• **Required work**
Write only the number of lines holding the string "plan".

##### Dataset excerpts

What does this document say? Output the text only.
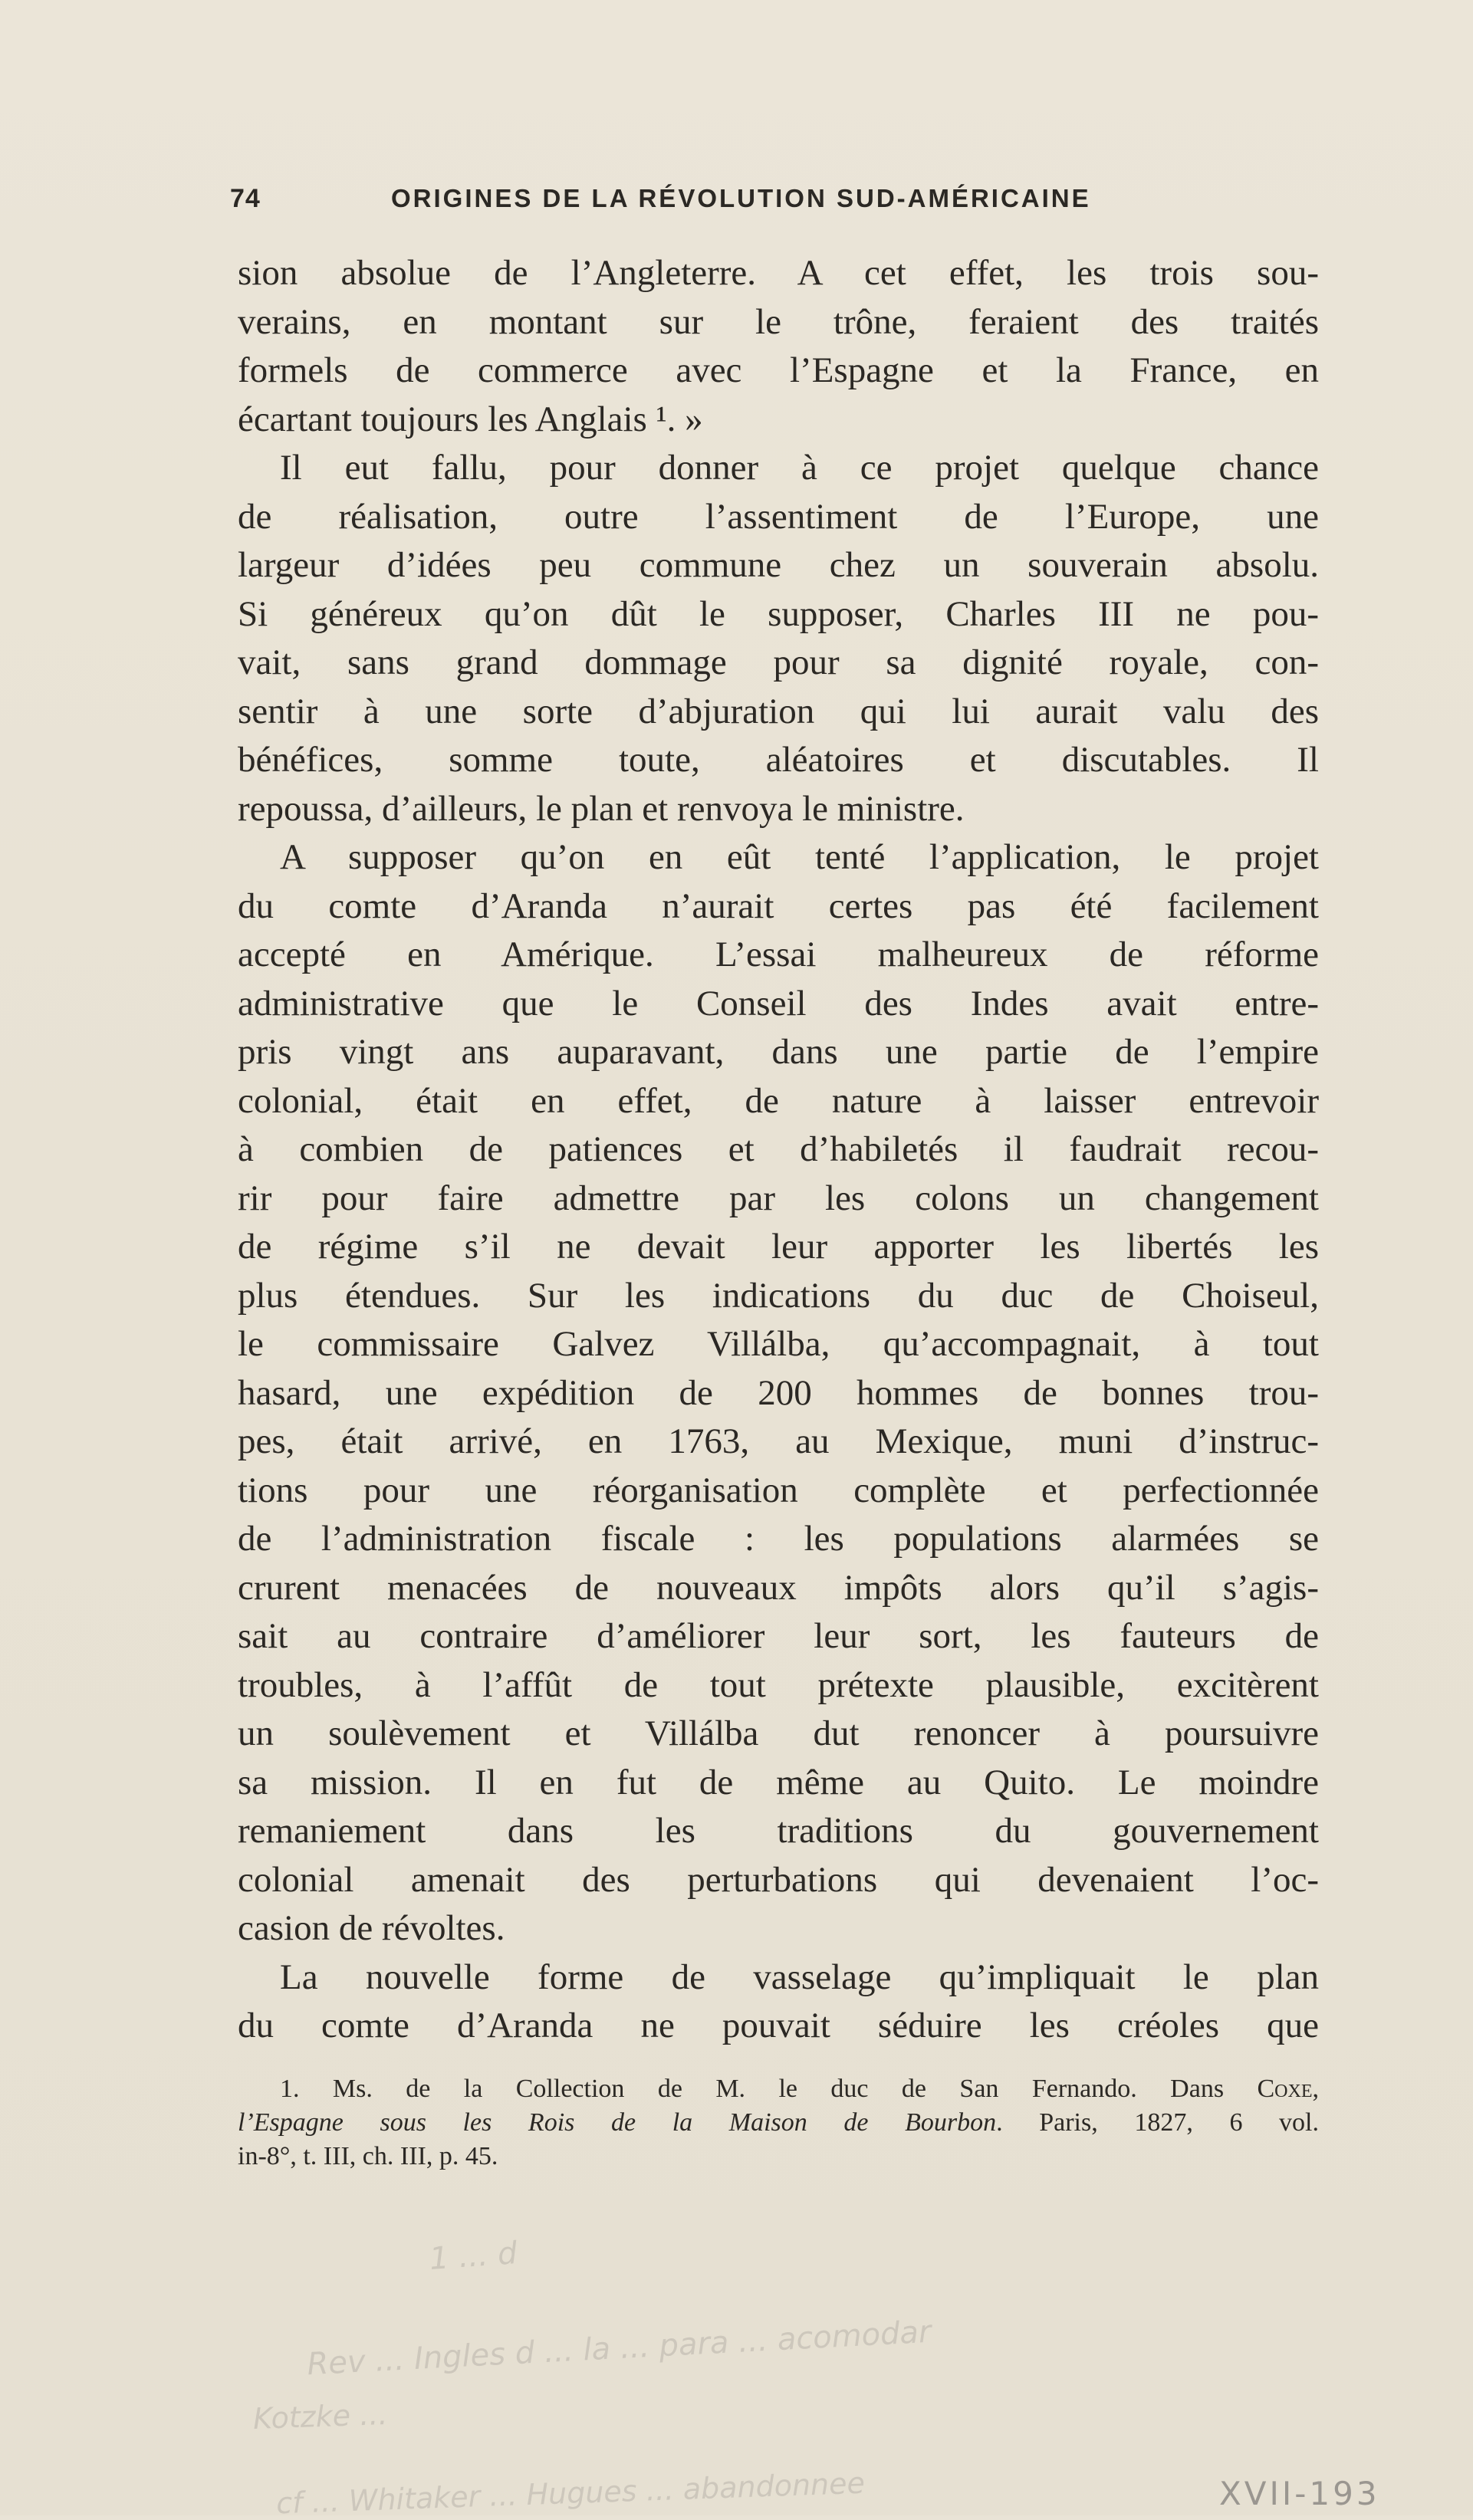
74	ORIGINES DE LA RÉVOLUTION SUD-AMÉRICAINE
sion absolue de l’Angleterre. A cet effet, les trois sou-
verains, en montant sur le trône, feraient des traités
formels de commerce avec l’Espagne et la France, en
écartant toujours les Anglais ¹. »
Il eut fallu, pour donner à ce projet quelque chance
de réalisation, outre l’assentiment de l’Europe, une
largeur d’idées peu commune chez un souverain absolu.
Si généreux qu’on dût le supposer, Charles III ne pou-
vait, sans grand dommage pour sa dignité royale, con-
sentir à une sorte d’abjuration qui lui aurait valu des
bénéfices, somme toute, aléatoires et discutables. Il
repoussa, d’ailleurs, le plan et renvoya le ministre.
A supposer qu’on en eût tenté l’application, le projet
du comte d’Aranda n’aurait certes pas été facilement
accepté en Amérique. L’essai malheureux de réforme
administrative que le Conseil des Indes avait entre-
pris vingt ans auparavant, dans une partie de l’empire
colonial, était en effet, de nature à laisser entrevoir
à combien de patiences et d’habiletés il faudrait recou-
rir pour faire admettre par les colons un changement
de régime s’il ne devait leur apporter les libertés les
plus étendues. Sur les indications du duc de Choiseul,
le commissaire Galvez Villálba, qu’accompagnait, à tout
hasard, une expédition de 200 hommes de bonnes trou-
pes, était arrivé, en 1763, au Mexique, muni d’instruc-
tions pour une réorganisation complète et perfectionnée
de l’administration fiscale : les populations alarmées se
crurent menacées de nouveaux impôts alors qu’il s’agis-
sait au contraire d’améliorer leur sort, les fauteurs de
troubles, à l’affût de tout prétexte plausible, excitèrent
un soulèvement et Villálba dut renoncer à poursuivre
sa mission. Il en fut de même au Quito. Le moindre
remaniement dans les traditions du gouvernement
colonial amenait des perturbations qui devenaient l’oc-
casion de révoltes.
La nouvelle forme de vasselage qu’impliquait le plan
du comte d’Aranda ne pouvait séduire les créoles que
1. Ms. de la Collection de M. le duc de San Fernando. Dans Coxe,
l’Espagne sous les Rois de la Maison de Bourbon. Paris, 1827, 6 vol.
in-8°, t. III, ch. III, p. 45.
1 ... d
Rev ... Ingles d ... la ... para ... acomodar
Kotzke ...
cf ... Whitaker ... Hugues ... abandonnee	XVII-193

##########

• **The completed task**
2